→ **Document excerpt**
** Begin **

Paper, notebooks, books, letters, bills, junk mail, Christmas cards:  paper marked our days in the 20th century.  We loved the mail, if we had no responsibility to pay the bills.   “Get the mail, please,” my mother said, and sighed because there was”nothing good.” Sometimes she worried about the bills, even lacked money for the grocery store.  So, already anxious at age 9,  I wrote an altruistic little  “book” for her (we shall call it “Pennies from Heaven”).  The characters found pennies around the house for their mom.  I adorably pasted actual coins in my illustrations in the book.  I was sure it would be enough to buy groceries.

But cards were our favorite thing. Holiday cards!  My mother also taught me to write Thank You notes.  How I loved the little cards!  I don’t know if anyone writes them anymore.  And then I wrote to my pen-pal, Pam from Australia, whose letters were curiously disappointing. My later correspondence with friends in adulthood was much more satisfying–in fact, delightful, But a few years ago,  I threw out a whole drawer of letters. 

I love the Mitfords’ letters!

I have always been fond of letters in literature–Charles Lamb, Virginia Woolf, the Mitford sisters-but I especially enjoy letters written in ancient times. There is a whole genre of invitations written in the form of poems.  Most famous is Catullus’s simple poem (Catullus 13), which you may know.  It begins with the line, “You will dine well if you bring your own.” ( I thought I wrote a translation of the poem at one of my blogs, but can’t find it.)

I don’t have this translation, but I love the cover.

Horace’s dinner invitation to his friend Torquatus (Epistle I.5) is longer, more complex, and sometimes philosophical.  Here are the comic opening lines:

“If you are don’t mind reclining on a scruffy couch/ and eating a dinner of herbs in a cheap dish/ I will await you at home, Torquatus, today at sunset./  You will drink unremarkable wine, which was bottled  six years ago / in Petrinum between marshy Minturnae and Sassinium./ If you have something better, send for it or submit to my orders./The hearth shines  brightly for you and the humble seats are spic-and-span.”

What could be better than cheap wine and greens!  This is my prose translation “version,” with a few slight changes to make it readable.

I think we’ll have greens for dinner tonight…

I hope you’ll have a great social-distancing dinner of wine and greens yourself!

What to Do with Paper: Books, Letters, and Other Archives

A few years ago we “decluttered.”  We cleaned the sock drawers, threw out  threadbare T-shirts (Don’t Fall Run, ’79; a faded Book Woman; and a vintage Kliban cat), and junked old blenders and other appliances we had dumped in the basement.

** End **

→ **What the task requires**
From the piece on letters, quote word for word the passage that begins at the words "What to Do with" and stops after "in the basement.".

→ **Records supplied**

** Begin **

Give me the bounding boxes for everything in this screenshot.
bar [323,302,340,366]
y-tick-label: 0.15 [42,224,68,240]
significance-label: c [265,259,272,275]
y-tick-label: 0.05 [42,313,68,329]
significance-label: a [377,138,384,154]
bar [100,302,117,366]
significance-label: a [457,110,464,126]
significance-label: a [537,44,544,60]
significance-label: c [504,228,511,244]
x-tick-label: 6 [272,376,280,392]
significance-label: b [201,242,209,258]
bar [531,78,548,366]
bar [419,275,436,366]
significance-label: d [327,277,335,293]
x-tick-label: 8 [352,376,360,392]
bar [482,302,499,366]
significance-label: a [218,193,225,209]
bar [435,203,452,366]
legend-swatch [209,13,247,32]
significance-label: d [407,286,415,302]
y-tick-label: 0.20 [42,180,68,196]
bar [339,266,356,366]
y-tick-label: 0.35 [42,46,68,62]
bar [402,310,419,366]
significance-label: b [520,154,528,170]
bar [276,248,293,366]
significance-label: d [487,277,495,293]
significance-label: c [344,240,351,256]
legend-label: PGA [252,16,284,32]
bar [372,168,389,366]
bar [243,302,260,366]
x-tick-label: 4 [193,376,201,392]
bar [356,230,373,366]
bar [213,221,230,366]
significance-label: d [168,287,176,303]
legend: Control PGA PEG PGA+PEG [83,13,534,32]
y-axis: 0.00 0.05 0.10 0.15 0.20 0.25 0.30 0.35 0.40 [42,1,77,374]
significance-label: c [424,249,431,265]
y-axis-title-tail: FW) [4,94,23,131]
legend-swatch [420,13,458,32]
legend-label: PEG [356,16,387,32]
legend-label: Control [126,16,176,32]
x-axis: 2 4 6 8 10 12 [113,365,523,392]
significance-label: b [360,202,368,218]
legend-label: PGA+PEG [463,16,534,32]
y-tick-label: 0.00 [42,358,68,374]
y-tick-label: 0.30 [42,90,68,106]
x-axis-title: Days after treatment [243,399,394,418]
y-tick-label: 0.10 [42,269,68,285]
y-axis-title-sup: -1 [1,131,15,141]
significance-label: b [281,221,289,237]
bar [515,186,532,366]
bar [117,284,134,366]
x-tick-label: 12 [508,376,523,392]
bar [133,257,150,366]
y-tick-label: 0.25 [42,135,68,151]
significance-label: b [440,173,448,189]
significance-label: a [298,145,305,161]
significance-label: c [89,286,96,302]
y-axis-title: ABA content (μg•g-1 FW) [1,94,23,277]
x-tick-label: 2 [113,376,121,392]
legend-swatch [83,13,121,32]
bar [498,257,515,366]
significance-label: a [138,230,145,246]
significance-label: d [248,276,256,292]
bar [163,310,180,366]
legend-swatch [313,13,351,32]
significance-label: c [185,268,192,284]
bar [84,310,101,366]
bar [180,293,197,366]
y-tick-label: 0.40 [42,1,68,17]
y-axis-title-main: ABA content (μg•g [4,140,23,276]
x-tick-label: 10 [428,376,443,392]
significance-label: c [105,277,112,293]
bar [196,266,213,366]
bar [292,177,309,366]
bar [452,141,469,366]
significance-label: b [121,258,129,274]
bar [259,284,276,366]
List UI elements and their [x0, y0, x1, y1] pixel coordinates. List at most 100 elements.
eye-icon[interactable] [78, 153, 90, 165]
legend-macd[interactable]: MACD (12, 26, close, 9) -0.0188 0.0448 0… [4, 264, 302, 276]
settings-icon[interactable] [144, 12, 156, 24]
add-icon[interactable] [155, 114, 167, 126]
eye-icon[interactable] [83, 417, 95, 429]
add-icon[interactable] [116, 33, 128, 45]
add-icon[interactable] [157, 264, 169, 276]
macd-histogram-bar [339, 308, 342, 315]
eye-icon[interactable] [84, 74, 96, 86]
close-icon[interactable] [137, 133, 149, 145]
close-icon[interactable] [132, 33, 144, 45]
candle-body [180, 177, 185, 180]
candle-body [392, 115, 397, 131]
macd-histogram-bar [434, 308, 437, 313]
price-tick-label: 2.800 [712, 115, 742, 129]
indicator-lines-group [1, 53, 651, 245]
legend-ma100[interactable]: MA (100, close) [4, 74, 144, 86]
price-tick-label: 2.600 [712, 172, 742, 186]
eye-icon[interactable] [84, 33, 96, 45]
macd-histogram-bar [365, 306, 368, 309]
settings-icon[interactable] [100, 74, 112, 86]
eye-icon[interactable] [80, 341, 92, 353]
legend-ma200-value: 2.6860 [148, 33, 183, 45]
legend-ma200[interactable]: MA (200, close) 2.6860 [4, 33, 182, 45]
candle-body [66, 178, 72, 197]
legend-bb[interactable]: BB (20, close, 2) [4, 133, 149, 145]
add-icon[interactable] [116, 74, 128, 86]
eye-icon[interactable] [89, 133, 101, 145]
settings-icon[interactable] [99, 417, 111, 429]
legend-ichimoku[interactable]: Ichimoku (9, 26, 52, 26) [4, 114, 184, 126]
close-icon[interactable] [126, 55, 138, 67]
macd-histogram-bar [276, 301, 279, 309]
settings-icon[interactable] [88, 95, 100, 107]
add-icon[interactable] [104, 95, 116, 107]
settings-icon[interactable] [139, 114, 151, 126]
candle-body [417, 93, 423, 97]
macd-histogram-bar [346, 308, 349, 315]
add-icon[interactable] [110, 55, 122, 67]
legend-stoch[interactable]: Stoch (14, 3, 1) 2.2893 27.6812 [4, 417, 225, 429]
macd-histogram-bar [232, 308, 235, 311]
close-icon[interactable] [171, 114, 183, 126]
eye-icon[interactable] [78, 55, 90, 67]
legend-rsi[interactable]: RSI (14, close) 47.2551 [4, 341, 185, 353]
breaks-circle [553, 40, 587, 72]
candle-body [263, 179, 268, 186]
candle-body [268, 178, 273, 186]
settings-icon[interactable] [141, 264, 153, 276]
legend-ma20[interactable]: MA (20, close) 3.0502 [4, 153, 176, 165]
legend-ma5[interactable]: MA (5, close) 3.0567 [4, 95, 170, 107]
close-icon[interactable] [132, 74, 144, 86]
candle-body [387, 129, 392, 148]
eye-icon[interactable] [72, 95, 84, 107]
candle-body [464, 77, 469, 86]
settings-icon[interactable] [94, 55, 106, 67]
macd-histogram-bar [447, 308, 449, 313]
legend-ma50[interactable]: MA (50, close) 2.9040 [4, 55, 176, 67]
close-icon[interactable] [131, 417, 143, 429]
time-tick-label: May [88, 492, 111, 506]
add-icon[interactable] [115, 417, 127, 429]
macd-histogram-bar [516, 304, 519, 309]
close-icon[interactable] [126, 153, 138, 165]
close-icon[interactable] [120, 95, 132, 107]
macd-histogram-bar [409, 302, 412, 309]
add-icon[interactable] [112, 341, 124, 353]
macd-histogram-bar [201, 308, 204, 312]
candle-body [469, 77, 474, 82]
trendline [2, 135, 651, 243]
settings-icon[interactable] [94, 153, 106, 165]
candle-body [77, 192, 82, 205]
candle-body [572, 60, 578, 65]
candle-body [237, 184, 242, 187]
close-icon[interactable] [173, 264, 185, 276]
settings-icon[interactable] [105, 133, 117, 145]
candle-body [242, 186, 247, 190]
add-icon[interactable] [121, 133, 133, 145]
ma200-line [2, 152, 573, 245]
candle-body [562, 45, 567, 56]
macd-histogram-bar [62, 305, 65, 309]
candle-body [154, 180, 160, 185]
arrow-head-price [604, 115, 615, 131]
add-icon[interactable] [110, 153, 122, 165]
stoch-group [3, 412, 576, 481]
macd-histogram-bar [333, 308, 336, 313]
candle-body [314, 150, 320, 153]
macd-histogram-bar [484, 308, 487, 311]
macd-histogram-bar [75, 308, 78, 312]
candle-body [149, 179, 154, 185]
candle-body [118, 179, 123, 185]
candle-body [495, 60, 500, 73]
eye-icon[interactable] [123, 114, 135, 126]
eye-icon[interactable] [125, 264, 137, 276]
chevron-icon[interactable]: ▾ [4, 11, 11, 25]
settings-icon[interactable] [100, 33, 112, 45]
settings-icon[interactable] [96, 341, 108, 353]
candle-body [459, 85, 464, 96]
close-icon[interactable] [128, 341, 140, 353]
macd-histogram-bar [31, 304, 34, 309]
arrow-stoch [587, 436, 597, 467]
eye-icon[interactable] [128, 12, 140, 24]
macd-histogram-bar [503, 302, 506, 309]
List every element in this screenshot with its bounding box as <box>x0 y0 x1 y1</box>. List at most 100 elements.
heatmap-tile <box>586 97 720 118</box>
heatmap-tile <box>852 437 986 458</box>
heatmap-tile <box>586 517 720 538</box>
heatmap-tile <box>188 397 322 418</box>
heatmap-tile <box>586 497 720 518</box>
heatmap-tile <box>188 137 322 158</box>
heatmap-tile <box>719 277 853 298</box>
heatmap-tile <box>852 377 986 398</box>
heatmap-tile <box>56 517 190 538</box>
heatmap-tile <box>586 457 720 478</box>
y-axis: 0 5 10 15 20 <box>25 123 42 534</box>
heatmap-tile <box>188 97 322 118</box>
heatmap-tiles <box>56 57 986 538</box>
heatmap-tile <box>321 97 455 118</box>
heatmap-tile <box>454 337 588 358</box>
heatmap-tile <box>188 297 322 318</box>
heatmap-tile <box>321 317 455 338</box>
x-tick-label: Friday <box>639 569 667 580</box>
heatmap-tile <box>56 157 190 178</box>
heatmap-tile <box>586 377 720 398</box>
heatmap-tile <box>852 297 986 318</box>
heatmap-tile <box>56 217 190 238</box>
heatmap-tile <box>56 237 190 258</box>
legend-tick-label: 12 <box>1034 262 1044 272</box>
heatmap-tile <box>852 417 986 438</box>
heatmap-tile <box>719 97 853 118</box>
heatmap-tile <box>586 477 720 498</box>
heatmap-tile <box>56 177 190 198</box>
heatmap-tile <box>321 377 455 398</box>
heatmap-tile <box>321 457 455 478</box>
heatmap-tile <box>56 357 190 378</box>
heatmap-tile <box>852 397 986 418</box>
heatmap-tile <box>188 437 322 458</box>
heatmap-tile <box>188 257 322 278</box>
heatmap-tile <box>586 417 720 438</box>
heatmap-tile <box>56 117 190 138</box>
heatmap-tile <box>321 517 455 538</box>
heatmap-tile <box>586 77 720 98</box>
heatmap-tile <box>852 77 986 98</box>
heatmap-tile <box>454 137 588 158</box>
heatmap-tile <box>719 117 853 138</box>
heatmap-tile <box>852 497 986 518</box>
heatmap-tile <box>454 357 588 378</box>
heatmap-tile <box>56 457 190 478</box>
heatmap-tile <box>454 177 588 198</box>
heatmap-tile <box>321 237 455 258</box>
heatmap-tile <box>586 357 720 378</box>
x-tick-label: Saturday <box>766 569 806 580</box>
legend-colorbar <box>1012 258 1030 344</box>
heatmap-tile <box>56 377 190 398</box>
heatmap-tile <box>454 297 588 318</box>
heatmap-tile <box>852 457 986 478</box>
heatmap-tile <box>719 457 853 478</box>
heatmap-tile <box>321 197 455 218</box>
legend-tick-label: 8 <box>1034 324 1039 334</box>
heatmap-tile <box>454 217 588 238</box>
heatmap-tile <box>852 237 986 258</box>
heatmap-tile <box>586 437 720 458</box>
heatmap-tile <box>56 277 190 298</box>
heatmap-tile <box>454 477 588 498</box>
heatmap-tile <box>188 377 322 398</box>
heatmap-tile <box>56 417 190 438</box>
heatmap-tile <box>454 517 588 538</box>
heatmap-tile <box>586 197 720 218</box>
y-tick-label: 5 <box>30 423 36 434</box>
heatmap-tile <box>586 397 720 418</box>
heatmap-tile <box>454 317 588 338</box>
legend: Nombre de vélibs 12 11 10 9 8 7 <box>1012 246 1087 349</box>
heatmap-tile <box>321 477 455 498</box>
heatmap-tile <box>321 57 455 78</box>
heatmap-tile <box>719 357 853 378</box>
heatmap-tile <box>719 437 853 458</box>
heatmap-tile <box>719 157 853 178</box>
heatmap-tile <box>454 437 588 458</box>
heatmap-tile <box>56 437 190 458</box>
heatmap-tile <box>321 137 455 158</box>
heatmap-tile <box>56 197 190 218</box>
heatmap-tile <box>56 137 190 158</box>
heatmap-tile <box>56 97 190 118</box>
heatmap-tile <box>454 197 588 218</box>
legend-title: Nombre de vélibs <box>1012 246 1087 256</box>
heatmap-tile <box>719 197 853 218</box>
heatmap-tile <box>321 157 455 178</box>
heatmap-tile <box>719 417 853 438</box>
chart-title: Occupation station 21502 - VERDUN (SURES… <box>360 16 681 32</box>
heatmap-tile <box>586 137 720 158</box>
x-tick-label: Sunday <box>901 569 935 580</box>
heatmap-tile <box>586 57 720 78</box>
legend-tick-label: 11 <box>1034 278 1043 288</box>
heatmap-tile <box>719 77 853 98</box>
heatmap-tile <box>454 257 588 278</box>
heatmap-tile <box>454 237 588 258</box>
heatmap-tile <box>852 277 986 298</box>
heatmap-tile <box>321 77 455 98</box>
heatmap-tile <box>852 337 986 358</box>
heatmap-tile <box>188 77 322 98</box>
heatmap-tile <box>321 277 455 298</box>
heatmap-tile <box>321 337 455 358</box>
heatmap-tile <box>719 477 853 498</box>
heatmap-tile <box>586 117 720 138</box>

** End **

→ **Task result**
What to Do with Paper: Books, Letters, and Other Archives

A few years ago we “decluttered.”  We cleaned the sock drawers, threw out  threadbare T-shirts (Don’t Fall Run, ’79; a faded Book Woman; and a vintage Kliban cat), and junked old blenders and other appliances we had dumped in the basement.